Exercise objective -> Skip the pictures. Repeat everything else in the records word for word.

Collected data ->
-- -- --
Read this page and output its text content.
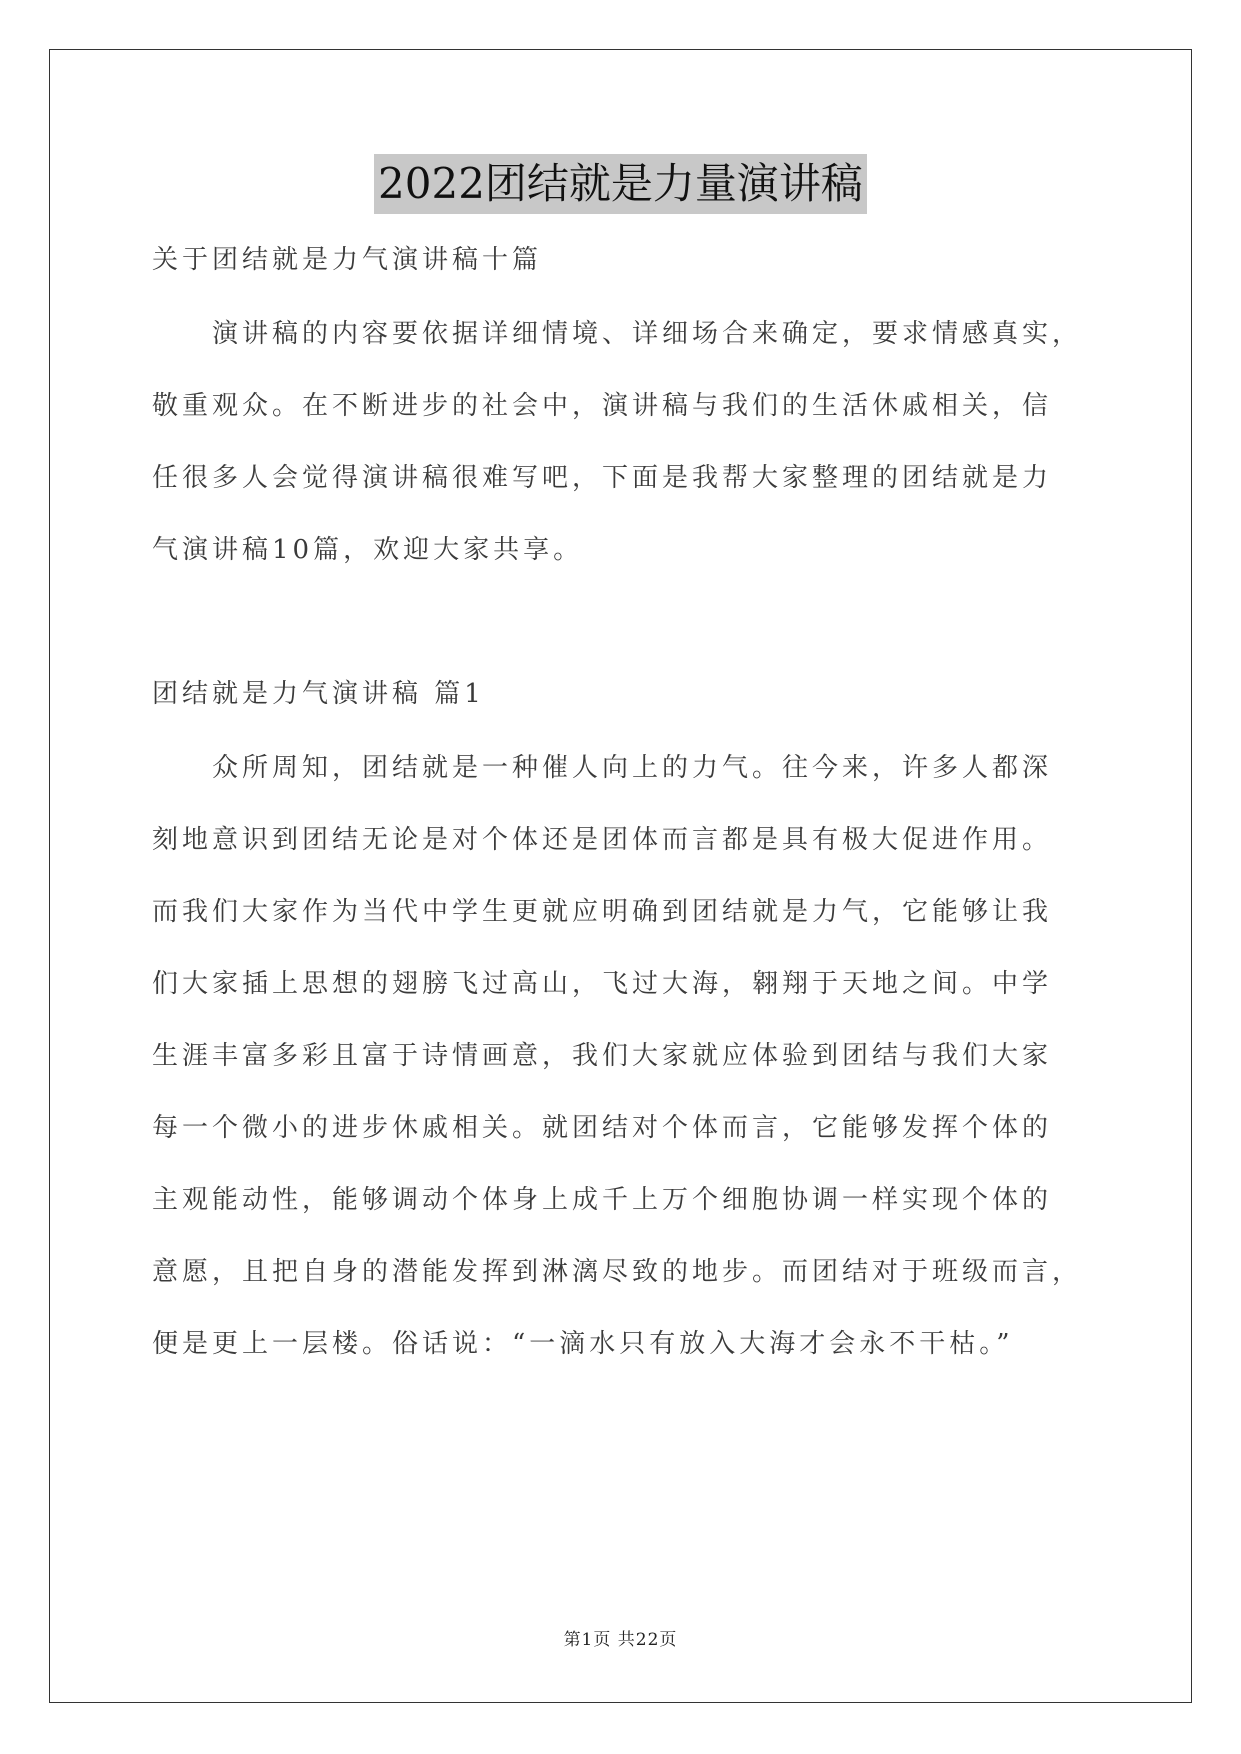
2022团结就是力量演讲稿
关于团结就是力气演讲稿十篇
演讲稿的内容要依据详细情境、详细场合来确定，要求情感真实，
敬重观众。在不断进步的社会中，演讲稿与我们的生活休戚相关，信
任很多人会觉得演讲稿很难写吧，下面是我帮大家整理的团结就是力
气演讲稿10篇，欢迎大家共享。
团结就是力气演讲稿 篇1
众所周知，团结就是一种催人向上的力气。往今来，许多人都深
刻地意识到团结无论是对个体还是团体而言都是具有极大促进作用。
而我们大家作为当代中学生更就应明确到团结就是力气，它能够让我
们大家插上思想的翅膀飞过高山，飞过大海，翱翔于天地之间。中学
生涯丰富多彩且富于诗情画意，我们大家就应体验到团结与我们大家
每一个微小的进步休戚相关。就团结对个体而言，它能够发挥个体的
主观能动性，能够调动个体身上成千上万个细胞协调一样实现个体的
意愿，且把自身的潜能发挥到淋漓尽致的地步。而团结对于班级而言，
便是更上一层楼。俗话说：“一滴水只有放入大海才会永不干枯。”
第1页 共22页
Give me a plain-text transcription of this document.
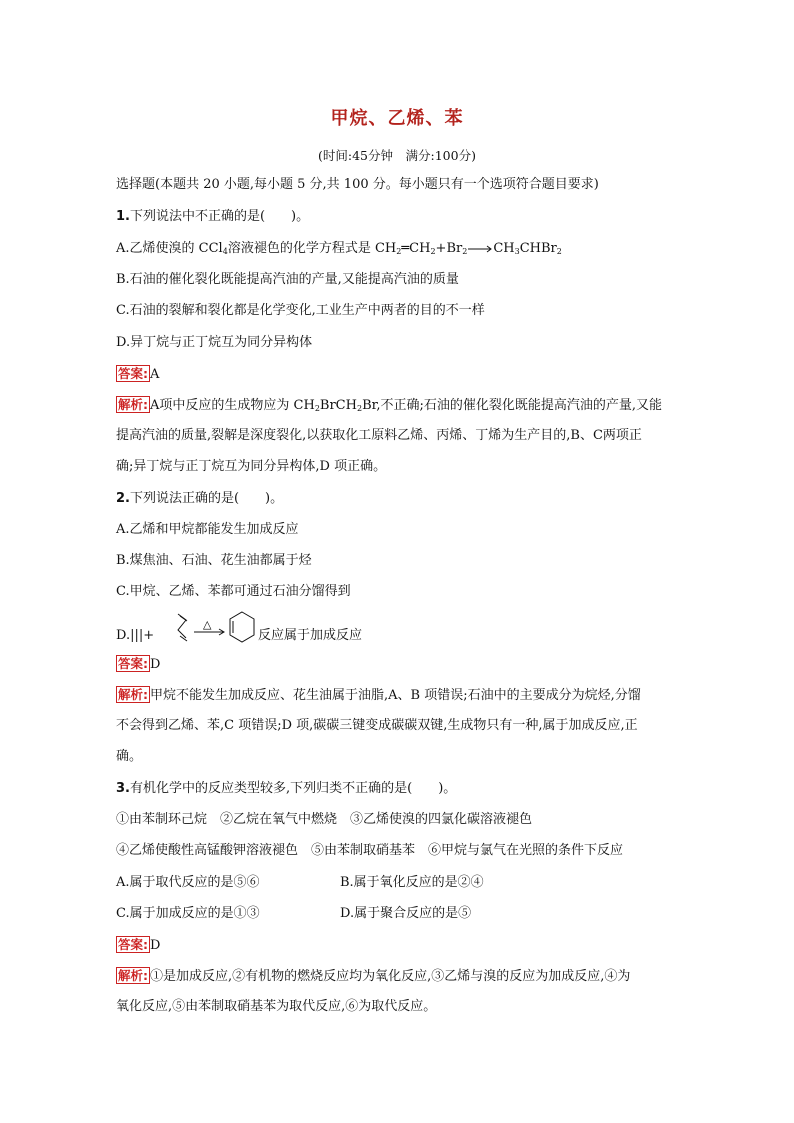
甲烷、乙烯、苯
(时间:45分钟　满分:100分)
选择题(本题共 20 小题,每小题 5 分,共 100 分。每小题只有一个选项符合题目要求)
1.下列说法中不正确的是(　　)。
A.乙烯使溴的 CCl$_4$溶液褪色的化学方程式是 $CH_2═CH_2+Br_2\to CH_3CHBr_2$
B.石油的催化裂化既能提高汽油的产量,又能提高汽油的质量
C.石油的裂解和裂化都是化学变化,工业生产中两者的目的不一样
D.异丁烷与正丁烷互为同分异构体
答案: A
解析: A项中反应的生成物应为 $CH_2BrCH_2Br$,不正确;石油的催化裂化既能提高汽油的产量,又能
提高汽油的质量,裂解是深度裂化,以获取化工原料乙烯、丙烯、丁烯为生产目的,B、C两项正
确;异丁烷与正丁烷互为同分异构体,D 项正确。
2.下列说法正确的是(　　)。
A.乙烯和甲烷都能发生加成反应
B.煤焦油、石油、花生油都属于烃
C.甲烷、乙烯、苯都可通过石油分馏得到
D.|||+
△
反应属于加成反应
答案: D
解析: 甲烷不能发生加成反应、花生油属于油脂,A、B 项错误;石油中的主要成分为烷烃,分馏
不会得到乙烯、苯,C 项错误;D 项,碳碳三键变成碳碳双键,生成物只有一种,属于加成反应,正
确。
3.有机化学中的反应类型较多,下列归类不正确的是(　　)。
①由苯制环己烷　②乙烷在氧气中燃烧　③乙烯使溴的四氯化碳溶液褪色
④乙烯使酸性高锰酸钾溶液褪色　⑤由苯制取硝基苯　⑥甲烷与氯气在光照的条件下反应
A.属于取代反应的是⑤⑥	B.属于氧化反应的是②④
C.属于加成反应的是①③	D.属于聚合反应的是⑤
答案: D
解析: ①是加成反应,②有机物的燃烧反应均为氧化反应,③乙烯与溴的反应为加成反应,④为
氧化反应,⑤由苯制取硝基苯为取代反应,⑥为取代反应。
-- -- --
Response to this exercise ->
Read this page and output its text content.
2022团结就是力量演讲稿
关于团结就是力气演讲稿十篇
演讲稿的内容要依据详细情境、详细场合来确定，要求情感真实，
敬重观众。在不断进步的社会中，演讲稿与我们的生活休戚相关，信
任很多人会觉得演讲稿很难写吧，下面是我帮大家整理的团结就是力
气演讲稿10篇，欢迎大家共享。
团结就是力气演讲稿 篇1
众所周知，团结就是一种催人向上的力气。往今来，许多人都深
刻地意识到团结无论是对个体还是团体而言都是具有极大促进作用。
而我们大家作为当代中学生更就应明确到团结就是力气，它能够让我
们大家插上思想的翅膀飞过高山，飞过大海，翱翔于天地之间。中学
生涯丰富多彩且富于诗情画意，我们大家就应体验到团结与我们大家
每一个微小的进步休戚相关。就团结对个体而言，它能够发挥个体的
主观能动性，能够调动个体身上成千上万个细胞协调一样实现个体的
意愿，且把自身的潜能发挥到淋漓尽致的地步。而团结对于班级而言，
便是更上一层楼。俗话说：“一滴水只有放入大海才会永不干枯。”
第1页 共22页
Give me a plain-text transcription of this document.
甲烷、乙烯、苯
(时间:45分钟　满分:100分)
选择题(本题共 20 小题,每小题 5 分,共 100 分。每小题只有一个选项符合题目要求)
1.下列说法中不正确的是(　　)。
A.乙烯使溴的 CCl$_4$溶液褪色的化学方程式是 $CH_2═CH_2+Br_2\to CH_3CHBr_2$
B.石油的催化裂化既能提高汽油的产量,又能提高汽油的质量
C.石油的裂解和裂化都是化学变化,工业生产中两者的目的不一样
D.异丁烷与正丁烷互为同分异构体
答案: A
解析: A项中反应的生成物应为 $CH_2BrCH_2Br$,不正确;石油的催化裂化既能提高汽油的产量,又能
提高汽油的质量,裂解是深度裂化,以获取化工原料乙烯、丙烯、丁烯为生产目的,B、C两项正
确;异丁烷与正丁烷互为同分异构体,D 项正确。
2.下列说法正确的是(　　)。
A.乙烯和甲烷都能发生加成反应
B.煤焦油、石油、花生油都属于烃
C.甲烷、乙烯、苯都可通过石油分馏得到
D.|||+
△
反应属于加成反应
答案: D
解析: 甲烷不能发生加成反应、花生油属于油脂,A、B 项错误;石油中的主要成分为烷烃,分馏
不会得到乙烯、苯,C 项错误;D 项,碳碳三键变成碳碳双键,生成物只有一种,属于加成反应,正
确。
3.有机化学中的反应类型较多,下列归类不正确的是(　　)。
①由苯制环己烷　②乙烷在氧气中燃烧　③乙烯使溴的四氯化碳溶液褪色
④乙烯使酸性高锰酸钾溶液褪色　⑤由苯制取硝基苯　⑥甲烷与氯气在光照的条件下反应
A.属于取代反应的是⑤⑥	B.属于氧化反应的是②④
C.属于加成反应的是①③	D.属于聚合反应的是⑤
答案: D
解析: ①是加成反应,②有机物的燃烧反应均为氧化反应,③乙烯与溴的反应为加成反应,④为
氧化反应,⑤由苯制取硝基苯为取代反应,⑥为取代反应。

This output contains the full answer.